__What the task requires__
Among the entries below, find the lines with "content" and copy them.

** START Input **

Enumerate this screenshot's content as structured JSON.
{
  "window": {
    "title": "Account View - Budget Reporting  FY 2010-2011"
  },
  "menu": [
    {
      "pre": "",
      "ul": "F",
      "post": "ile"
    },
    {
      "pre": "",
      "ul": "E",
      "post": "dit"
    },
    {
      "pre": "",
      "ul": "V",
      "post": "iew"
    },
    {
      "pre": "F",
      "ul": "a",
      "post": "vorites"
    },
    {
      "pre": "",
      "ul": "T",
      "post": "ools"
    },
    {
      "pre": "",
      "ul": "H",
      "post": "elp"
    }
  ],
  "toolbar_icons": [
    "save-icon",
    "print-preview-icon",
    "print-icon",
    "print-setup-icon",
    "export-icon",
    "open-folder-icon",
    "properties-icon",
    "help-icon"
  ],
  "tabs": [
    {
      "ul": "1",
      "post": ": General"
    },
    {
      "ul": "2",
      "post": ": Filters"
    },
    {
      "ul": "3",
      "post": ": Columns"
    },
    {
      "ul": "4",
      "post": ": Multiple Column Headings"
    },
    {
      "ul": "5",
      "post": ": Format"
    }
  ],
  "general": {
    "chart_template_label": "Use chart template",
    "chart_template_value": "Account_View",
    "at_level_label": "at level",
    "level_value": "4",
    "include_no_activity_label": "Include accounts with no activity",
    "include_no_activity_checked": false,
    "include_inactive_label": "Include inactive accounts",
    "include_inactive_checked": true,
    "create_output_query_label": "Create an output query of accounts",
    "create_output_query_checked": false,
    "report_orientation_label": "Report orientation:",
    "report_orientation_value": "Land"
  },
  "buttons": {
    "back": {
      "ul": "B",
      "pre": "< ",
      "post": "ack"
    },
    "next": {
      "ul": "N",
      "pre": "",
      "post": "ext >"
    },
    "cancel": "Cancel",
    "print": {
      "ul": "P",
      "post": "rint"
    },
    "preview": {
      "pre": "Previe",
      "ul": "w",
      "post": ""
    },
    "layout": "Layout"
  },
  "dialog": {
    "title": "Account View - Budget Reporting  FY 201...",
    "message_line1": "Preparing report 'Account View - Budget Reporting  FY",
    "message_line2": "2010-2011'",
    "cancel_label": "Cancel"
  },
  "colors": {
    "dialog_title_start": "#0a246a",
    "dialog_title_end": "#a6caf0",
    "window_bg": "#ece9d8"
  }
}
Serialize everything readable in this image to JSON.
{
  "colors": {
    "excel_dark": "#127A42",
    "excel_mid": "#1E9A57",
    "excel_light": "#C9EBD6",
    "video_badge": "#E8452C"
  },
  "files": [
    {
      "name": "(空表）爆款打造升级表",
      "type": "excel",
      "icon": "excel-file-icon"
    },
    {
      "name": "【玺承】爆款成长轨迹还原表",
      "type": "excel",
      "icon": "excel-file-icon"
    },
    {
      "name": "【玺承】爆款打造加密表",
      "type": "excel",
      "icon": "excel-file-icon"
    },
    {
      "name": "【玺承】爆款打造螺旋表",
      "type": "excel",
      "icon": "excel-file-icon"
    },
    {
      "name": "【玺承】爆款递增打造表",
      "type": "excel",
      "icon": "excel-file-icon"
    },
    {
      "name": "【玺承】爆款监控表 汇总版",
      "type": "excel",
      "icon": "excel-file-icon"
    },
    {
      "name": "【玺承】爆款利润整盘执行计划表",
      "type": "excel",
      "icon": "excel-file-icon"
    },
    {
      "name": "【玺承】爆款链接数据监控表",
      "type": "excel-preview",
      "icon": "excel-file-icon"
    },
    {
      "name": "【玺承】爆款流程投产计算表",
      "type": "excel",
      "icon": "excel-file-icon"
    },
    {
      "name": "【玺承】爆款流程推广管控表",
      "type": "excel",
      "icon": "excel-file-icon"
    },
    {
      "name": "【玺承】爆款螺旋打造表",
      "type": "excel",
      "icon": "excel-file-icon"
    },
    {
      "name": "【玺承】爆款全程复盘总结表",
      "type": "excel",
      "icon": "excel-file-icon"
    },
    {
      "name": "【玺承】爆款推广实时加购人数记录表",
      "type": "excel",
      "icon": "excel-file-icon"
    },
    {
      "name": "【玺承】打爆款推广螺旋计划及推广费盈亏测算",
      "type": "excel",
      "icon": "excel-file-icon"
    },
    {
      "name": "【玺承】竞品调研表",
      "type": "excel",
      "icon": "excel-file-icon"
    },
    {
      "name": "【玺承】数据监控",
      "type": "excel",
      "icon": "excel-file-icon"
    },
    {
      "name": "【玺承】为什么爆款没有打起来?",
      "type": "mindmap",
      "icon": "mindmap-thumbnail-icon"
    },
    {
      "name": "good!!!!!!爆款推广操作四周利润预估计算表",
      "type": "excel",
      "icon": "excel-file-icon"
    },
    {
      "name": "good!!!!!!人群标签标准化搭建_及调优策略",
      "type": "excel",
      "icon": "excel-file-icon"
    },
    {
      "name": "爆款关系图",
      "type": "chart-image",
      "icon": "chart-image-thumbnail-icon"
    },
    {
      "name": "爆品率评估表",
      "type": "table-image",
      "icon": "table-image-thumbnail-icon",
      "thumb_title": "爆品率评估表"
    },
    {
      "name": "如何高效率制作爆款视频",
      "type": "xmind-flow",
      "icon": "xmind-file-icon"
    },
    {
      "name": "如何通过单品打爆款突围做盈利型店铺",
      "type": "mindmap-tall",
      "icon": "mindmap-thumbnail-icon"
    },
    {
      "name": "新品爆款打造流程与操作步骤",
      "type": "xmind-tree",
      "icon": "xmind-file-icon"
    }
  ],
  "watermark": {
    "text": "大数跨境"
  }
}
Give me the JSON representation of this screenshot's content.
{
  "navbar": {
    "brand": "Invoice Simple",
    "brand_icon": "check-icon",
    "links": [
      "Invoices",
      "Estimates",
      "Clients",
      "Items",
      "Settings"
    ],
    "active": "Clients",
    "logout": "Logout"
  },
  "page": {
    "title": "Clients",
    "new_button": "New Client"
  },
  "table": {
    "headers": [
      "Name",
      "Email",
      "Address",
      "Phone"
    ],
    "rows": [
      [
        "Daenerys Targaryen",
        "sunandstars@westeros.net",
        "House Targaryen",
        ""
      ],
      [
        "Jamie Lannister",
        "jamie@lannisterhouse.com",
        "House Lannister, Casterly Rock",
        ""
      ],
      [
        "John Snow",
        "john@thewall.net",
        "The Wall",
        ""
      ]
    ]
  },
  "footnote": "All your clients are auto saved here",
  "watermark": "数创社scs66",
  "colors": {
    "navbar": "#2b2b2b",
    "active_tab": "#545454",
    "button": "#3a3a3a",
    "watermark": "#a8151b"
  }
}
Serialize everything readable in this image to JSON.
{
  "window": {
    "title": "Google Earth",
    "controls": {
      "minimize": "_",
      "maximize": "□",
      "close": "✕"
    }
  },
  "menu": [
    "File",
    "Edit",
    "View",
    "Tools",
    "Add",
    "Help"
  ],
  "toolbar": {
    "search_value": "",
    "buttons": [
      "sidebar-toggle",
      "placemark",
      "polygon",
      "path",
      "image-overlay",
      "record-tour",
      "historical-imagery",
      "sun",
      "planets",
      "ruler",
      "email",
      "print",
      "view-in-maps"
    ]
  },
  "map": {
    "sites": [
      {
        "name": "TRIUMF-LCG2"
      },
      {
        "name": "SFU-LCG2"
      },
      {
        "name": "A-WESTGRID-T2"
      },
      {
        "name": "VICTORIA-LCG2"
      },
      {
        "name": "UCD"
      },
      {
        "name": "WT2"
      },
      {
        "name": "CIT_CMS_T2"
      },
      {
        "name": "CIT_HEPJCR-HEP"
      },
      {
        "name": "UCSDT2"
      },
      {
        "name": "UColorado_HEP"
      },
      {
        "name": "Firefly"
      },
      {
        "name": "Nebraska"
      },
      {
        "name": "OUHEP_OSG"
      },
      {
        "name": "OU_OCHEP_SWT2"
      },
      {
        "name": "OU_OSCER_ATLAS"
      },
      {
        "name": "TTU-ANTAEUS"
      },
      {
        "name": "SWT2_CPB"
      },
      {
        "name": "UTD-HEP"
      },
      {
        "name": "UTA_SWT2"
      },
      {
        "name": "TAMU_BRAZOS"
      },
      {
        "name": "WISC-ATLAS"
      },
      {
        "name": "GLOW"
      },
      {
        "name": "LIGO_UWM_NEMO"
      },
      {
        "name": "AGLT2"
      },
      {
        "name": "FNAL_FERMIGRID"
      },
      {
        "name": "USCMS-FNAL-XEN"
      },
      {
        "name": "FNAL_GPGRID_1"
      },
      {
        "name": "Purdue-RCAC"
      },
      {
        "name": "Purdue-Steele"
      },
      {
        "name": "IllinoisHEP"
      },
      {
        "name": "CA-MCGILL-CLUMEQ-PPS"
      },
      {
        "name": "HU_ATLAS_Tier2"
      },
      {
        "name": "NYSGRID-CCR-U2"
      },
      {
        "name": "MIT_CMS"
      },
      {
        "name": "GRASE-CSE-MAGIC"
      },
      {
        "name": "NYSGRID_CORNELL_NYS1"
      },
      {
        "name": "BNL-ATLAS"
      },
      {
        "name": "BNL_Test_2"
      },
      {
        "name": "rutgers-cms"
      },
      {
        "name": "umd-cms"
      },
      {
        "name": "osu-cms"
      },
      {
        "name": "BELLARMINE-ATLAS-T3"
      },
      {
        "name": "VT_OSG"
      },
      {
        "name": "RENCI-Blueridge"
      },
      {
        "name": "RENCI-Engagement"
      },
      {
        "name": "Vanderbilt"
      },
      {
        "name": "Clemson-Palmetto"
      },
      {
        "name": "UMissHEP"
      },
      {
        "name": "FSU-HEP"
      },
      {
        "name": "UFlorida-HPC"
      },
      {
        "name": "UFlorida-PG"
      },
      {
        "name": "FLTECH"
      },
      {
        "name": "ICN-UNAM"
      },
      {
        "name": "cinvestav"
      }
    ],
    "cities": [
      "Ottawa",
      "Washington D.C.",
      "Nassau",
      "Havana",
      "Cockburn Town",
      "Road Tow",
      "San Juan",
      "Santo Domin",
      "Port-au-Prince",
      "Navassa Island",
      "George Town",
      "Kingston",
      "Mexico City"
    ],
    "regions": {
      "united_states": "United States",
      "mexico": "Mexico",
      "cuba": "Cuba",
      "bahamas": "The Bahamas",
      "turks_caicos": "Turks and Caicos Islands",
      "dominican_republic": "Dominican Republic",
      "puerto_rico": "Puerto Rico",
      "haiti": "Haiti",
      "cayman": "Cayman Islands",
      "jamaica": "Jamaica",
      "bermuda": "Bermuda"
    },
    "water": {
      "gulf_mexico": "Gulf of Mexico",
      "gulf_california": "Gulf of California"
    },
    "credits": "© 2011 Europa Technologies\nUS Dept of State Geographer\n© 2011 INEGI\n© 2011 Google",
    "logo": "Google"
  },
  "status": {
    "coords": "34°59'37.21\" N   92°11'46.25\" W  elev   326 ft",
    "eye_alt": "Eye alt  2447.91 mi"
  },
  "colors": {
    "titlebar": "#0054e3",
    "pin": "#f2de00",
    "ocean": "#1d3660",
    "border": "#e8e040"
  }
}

** END Input **

__Task output__
Enumerate this screenshot's content as structured JSON.
Give me the JSON representation of this screenshot's content.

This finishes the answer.